Reply with one number only: the count of lines below that contain the word "date".

■ **The input**:
↓
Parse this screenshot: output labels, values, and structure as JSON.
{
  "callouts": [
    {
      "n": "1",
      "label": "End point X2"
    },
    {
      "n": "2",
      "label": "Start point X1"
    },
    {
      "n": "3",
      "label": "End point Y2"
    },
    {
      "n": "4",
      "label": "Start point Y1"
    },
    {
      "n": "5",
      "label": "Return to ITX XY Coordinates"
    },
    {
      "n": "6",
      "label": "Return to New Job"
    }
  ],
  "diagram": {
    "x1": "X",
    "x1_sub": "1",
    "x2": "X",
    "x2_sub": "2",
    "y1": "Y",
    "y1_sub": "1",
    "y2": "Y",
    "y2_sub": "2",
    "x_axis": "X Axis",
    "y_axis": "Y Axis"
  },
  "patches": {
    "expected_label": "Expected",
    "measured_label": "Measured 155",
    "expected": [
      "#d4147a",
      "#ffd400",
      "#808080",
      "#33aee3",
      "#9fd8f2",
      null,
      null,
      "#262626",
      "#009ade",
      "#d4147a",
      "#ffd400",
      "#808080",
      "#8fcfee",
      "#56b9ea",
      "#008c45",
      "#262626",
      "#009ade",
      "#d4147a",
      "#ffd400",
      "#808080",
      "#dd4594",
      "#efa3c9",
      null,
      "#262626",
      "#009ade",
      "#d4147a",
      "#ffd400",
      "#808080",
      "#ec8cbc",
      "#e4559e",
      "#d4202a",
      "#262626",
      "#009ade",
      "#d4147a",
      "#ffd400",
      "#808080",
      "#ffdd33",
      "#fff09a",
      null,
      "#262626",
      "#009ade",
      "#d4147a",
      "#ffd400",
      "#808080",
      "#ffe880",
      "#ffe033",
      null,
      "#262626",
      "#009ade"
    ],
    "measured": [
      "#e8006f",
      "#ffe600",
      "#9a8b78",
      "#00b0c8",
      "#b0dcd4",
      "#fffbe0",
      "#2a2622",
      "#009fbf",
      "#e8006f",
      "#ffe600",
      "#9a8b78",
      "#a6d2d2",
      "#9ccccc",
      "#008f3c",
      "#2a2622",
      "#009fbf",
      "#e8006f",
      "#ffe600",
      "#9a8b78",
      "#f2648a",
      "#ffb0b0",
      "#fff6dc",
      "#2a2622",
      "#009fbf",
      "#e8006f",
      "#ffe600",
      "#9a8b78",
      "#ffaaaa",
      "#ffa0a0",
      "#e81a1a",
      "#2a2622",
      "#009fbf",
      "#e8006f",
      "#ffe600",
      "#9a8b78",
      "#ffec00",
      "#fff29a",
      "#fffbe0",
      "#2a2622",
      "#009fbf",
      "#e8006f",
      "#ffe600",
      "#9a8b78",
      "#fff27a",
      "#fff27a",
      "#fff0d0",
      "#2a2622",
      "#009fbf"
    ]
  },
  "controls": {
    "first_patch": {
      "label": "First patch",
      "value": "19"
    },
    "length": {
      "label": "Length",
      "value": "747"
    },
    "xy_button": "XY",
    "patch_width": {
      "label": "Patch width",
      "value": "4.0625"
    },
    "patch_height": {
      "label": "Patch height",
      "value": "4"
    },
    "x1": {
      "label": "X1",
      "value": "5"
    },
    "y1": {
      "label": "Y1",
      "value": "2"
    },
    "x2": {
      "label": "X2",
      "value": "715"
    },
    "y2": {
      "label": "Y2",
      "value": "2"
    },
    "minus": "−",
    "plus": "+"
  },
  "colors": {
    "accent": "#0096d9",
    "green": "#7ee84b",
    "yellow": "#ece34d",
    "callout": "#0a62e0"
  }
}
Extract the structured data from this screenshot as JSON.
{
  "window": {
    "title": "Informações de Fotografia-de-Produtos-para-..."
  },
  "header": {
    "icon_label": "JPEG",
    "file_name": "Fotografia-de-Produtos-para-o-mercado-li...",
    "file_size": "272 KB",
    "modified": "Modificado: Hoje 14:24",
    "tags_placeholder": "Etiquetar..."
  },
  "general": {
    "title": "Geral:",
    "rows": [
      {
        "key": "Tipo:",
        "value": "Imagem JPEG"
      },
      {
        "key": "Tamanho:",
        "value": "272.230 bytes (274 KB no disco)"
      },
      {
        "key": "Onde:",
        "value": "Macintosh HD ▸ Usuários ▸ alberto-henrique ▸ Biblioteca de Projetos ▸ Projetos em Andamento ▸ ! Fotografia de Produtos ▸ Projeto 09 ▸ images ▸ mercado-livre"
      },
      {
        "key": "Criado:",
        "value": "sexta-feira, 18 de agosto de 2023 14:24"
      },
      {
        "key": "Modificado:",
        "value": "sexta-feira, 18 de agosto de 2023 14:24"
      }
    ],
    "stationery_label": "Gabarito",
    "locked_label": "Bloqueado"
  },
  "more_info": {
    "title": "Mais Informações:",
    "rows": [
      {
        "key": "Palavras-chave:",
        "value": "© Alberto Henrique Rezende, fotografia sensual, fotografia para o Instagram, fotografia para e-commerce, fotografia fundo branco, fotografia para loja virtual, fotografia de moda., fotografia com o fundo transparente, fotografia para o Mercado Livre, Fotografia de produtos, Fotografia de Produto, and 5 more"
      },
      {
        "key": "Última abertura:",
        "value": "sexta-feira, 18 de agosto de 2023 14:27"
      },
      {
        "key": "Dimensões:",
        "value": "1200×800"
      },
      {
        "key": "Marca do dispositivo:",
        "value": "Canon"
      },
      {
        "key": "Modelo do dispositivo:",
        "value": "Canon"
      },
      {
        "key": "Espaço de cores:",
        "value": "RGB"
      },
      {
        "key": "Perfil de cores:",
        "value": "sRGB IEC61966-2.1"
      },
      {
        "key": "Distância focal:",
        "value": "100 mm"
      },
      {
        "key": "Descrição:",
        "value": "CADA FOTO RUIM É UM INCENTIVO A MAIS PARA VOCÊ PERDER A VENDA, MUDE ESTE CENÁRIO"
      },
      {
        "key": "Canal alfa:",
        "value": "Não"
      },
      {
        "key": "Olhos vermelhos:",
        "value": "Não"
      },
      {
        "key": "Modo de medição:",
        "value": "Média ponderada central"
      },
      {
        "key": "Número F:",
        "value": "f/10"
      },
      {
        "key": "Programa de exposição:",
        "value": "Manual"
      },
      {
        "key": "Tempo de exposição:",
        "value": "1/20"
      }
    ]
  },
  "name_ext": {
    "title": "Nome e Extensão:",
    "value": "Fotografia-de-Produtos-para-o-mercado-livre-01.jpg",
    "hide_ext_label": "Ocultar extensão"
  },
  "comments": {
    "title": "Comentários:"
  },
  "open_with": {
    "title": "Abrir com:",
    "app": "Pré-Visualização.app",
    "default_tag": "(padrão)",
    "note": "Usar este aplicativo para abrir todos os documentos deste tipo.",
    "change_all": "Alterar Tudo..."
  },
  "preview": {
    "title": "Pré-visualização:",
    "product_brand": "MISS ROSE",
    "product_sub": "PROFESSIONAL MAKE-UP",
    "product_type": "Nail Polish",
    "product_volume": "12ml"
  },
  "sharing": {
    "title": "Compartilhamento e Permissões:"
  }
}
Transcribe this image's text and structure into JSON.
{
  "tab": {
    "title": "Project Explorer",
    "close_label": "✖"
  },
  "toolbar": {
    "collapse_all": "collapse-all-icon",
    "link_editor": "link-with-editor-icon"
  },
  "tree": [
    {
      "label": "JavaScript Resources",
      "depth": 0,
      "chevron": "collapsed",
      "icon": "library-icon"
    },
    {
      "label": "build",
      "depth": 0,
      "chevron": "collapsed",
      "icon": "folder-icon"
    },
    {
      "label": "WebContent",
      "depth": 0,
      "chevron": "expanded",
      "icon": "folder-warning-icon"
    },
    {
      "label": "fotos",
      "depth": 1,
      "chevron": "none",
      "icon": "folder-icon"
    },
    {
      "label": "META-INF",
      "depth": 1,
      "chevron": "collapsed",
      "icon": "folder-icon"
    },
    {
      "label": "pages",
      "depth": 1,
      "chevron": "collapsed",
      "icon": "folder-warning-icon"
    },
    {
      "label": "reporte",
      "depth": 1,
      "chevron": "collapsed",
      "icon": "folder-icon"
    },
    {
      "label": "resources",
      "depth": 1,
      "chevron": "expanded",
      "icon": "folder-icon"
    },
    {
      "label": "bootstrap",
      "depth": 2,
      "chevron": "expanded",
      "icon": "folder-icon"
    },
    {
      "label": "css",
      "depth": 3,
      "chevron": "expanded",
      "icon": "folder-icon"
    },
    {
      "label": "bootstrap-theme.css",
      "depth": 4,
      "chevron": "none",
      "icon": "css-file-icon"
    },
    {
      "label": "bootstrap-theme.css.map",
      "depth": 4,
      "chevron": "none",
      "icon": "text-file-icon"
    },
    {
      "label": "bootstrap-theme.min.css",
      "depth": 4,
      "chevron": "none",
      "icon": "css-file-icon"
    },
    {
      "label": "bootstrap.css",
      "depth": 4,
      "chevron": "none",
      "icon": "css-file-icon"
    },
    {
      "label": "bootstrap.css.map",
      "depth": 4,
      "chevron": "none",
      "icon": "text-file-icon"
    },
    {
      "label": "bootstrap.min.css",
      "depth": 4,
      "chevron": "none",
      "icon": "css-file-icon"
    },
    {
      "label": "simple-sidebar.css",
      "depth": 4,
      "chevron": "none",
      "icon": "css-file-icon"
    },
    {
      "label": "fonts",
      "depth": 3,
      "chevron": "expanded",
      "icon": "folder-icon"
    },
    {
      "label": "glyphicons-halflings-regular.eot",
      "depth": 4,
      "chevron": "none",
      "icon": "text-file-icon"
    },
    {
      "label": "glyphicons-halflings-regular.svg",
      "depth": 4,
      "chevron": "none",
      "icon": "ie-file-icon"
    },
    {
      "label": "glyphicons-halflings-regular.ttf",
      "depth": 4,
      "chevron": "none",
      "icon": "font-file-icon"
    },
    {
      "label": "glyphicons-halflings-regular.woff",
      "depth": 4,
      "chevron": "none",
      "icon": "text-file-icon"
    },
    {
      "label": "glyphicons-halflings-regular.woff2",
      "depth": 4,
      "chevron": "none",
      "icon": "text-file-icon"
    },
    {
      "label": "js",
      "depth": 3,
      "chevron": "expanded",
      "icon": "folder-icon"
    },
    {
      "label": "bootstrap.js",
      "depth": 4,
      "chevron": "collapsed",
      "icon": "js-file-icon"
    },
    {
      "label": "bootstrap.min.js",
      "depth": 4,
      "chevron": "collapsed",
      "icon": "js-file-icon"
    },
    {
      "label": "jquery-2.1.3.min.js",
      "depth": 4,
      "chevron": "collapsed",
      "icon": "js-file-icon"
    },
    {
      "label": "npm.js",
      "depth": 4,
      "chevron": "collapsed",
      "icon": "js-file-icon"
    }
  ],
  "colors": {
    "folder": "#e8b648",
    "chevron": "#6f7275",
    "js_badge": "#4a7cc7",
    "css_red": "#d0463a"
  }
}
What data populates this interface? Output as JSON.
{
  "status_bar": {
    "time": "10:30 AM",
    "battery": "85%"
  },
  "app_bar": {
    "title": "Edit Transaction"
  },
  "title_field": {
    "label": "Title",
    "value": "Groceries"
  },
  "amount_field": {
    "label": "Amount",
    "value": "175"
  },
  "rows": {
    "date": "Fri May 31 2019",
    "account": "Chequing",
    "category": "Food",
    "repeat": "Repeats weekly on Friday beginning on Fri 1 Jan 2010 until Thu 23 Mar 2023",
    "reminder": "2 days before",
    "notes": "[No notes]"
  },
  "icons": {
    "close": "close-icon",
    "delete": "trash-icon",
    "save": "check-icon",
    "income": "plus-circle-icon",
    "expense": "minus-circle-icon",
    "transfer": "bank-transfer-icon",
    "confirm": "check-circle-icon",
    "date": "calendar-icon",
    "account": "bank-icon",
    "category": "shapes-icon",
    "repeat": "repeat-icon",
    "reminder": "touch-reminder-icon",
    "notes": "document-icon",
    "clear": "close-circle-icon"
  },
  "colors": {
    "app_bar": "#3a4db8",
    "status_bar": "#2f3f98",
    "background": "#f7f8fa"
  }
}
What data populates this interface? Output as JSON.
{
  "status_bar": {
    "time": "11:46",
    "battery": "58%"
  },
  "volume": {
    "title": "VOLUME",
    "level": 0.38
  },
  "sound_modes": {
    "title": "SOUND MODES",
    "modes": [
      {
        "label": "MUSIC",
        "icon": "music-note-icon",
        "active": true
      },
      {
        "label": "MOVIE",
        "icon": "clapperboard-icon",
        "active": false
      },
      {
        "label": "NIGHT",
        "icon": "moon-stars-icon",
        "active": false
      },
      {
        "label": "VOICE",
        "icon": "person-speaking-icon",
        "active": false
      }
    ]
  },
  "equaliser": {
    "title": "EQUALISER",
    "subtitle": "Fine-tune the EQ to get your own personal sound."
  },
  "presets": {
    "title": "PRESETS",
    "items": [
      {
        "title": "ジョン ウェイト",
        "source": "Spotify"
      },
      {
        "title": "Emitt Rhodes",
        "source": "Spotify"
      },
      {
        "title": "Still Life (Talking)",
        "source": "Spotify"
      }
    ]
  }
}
↑
■ **Response below**: 2